_Exercise details:_
Copy out all the entries exactly.

_Records from a data collection:_
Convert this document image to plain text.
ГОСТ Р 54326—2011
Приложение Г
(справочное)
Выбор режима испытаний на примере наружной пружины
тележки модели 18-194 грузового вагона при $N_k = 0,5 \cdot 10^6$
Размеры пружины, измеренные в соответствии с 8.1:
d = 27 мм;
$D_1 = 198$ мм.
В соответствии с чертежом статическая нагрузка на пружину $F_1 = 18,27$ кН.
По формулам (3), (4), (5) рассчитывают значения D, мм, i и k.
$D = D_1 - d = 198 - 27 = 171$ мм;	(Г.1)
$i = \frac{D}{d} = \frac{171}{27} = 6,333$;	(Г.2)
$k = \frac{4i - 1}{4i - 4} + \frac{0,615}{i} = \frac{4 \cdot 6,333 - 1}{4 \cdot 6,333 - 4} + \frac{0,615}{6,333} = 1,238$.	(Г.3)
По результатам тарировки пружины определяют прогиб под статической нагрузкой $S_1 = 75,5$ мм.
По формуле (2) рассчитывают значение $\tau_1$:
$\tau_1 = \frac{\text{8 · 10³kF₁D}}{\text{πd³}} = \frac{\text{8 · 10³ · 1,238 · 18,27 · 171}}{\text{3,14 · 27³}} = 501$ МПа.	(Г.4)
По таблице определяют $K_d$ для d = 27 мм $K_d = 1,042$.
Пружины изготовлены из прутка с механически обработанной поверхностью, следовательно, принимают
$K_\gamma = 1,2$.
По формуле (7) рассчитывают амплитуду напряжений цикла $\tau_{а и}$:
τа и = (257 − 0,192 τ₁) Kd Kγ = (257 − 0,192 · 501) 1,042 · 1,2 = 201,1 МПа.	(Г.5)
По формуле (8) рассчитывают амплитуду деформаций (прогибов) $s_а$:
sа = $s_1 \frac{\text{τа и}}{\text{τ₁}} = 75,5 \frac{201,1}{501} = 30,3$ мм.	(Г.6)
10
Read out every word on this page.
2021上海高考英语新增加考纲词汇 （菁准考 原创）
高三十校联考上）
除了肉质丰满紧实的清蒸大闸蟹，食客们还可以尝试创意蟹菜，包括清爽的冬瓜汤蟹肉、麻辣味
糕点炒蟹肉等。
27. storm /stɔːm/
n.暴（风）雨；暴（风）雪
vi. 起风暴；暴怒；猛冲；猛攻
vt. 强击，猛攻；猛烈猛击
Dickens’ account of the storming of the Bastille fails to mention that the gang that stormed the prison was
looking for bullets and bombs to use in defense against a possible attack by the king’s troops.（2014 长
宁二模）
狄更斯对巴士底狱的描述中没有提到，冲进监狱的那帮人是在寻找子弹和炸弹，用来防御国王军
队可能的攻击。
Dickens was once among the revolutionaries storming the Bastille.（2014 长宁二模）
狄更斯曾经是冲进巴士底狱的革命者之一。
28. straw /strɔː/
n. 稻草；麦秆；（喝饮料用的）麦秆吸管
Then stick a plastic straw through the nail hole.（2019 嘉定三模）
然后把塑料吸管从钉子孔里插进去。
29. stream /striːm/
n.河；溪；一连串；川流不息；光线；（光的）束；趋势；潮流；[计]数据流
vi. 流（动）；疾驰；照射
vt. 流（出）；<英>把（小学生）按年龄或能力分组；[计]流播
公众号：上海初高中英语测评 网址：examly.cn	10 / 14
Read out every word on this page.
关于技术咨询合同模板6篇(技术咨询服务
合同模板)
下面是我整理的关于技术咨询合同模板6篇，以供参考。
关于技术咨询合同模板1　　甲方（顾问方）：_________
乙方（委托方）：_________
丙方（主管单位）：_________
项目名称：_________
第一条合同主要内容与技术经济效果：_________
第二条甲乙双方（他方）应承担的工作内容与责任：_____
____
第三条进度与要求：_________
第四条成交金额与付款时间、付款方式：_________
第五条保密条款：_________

_Task response:_
Convert this document image to plain text.
ГОСТ Р 54326—2011
Приложение Г
(справочное)
Выбор режима испытаний на примере наружной пружины
тележки модели 18-194 грузового вагона при $N_k = 0,5 \cdot 10^6$
Размеры пружины, измеренные в соответствии с 8.1:
d = 27 мм;
$D_1 = 198$ мм.
В соответствии с чертежом статическая нагрузка на пружину $F_1 = 18,27$ кН.
По формулам (3), (4), (5) рассчитывают значения D, мм, i и k.
$D = D_1 - d = 198 - 27 = 171$ мм;	(Г.1)
$i = \frac{D}{d} = \frac{171}{27} = 6,333$;	(Г.2)
$k = \frac{4i - 1}{4i - 4} + \frac{0,615}{i} = \frac{4 \cdot 6,333 - 1}{4 \cdot 6,333 - 4} + \frac{0,615}{6,333} = 1,238$.	(Г.3)
По результатам тарировки пружины определяют прогиб под статической нагрузкой $S_1 = 75,5$ мм.
По формуле (2) рассчитывают значение $\tau_1$:
$\tau_1 = \frac{\text{8 · 10³kF₁D}}{\text{πd³}} = \frac{\text{8 · 10³ · 1,238 · 18,27 · 171}}{\text{3,14 · 27³}} = 501$ МПа.	(Г.4)
По таблице определяют $K_d$ для d = 27 мм $K_d = 1,042$.
Пружины изготовлены из прутка с механически обработанной поверхностью, следовательно, принимают
$K_\gamma = 1,2$.
По формуле (7) рассчитывают амплитуду напряжений цикла $\tau_{а и}$:
τа и = (257 − 0,192 τ₁) Kd Kγ = (257 − 0,192 · 501) 1,042 · 1,2 = 201,1 МПа.	(Г.5)
По формуле (8) рассчитывают амплитуду деформаций (прогибов) $s_а$:
sа = $s_1 \frac{\text{τа и}}{\text{τ₁}} = 75,5 \frac{201,1}{501} = 30,3$ мм.	(Г.6)
10
Read out every word on this page.
2021上海高考英语新增加考纲词汇 （菁准考 原创）
高三十校联考上）
除了肉质丰满紧实的清蒸大闸蟹，食客们还可以尝试创意蟹菜，包括清爽的冬瓜汤蟹肉、麻辣味
糕点炒蟹肉等。
27. storm /stɔːm/
n.暴（风）雨；暴（风）雪
vi. 起风暴；暴怒；猛冲；猛攻
vt. 强击，猛攻；猛烈猛击
Dickens’ account of the storming of the Bastille fails to mention that the gang that stormed the prison was
looking for bullets and bombs to use in defense against a possible attack by the king’s troops.（2014 长
宁二模）
狄更斯对巴士底狱的描述中没有提到，冲进监狱的那帮人是在寻找子弹和炸弹，用来防御国王军
队可能的攻击。
Dickens was once among the revolutionaries storming the Bastille.（2014 长宁二模）
狄更斯曾经是冲进巴士底狱的革命者之一。
28. straw /strɔː/
n. 稻草；麦秆；（喝饮料用的）麦秆吸管
Then stick a plastic straw through the nail hole.（2019 嘉定三模）
然后把塑料吸管从钉子孔里插进去。
29. stream /striːm/
n.河；溪；一连串；川流不息；光线；（光的）束；趋势；潮流；[计]数据流
vi. 流（动）；疾驰；照射
vt. 流（出）；<英>把（小学生）按年龄或能力分组；[计]流播
公众号：上海初高中英语测评 网址：examly.cn	10 / 14
Read out every word on this page.
关于技术咨询合同模板6篇(技术咨询服务
合同模板)
下面是我整理的关于技术咨询合同模板6篇，以供参考。
关于技术咨询合同模板1　　甲方（顾问方）：_________
乙方（委托方）：_________
丙方（主管单位）：_________
项目名称：_________
第一条合同主要内容与技术经济效果：_________
第二条甲乙双方（他方）应承担的工作内容与责任：_____
____
第三条进度与要求：_________
第四条成交金额与付款时间、付款方式：_________
第五条保密条款：_________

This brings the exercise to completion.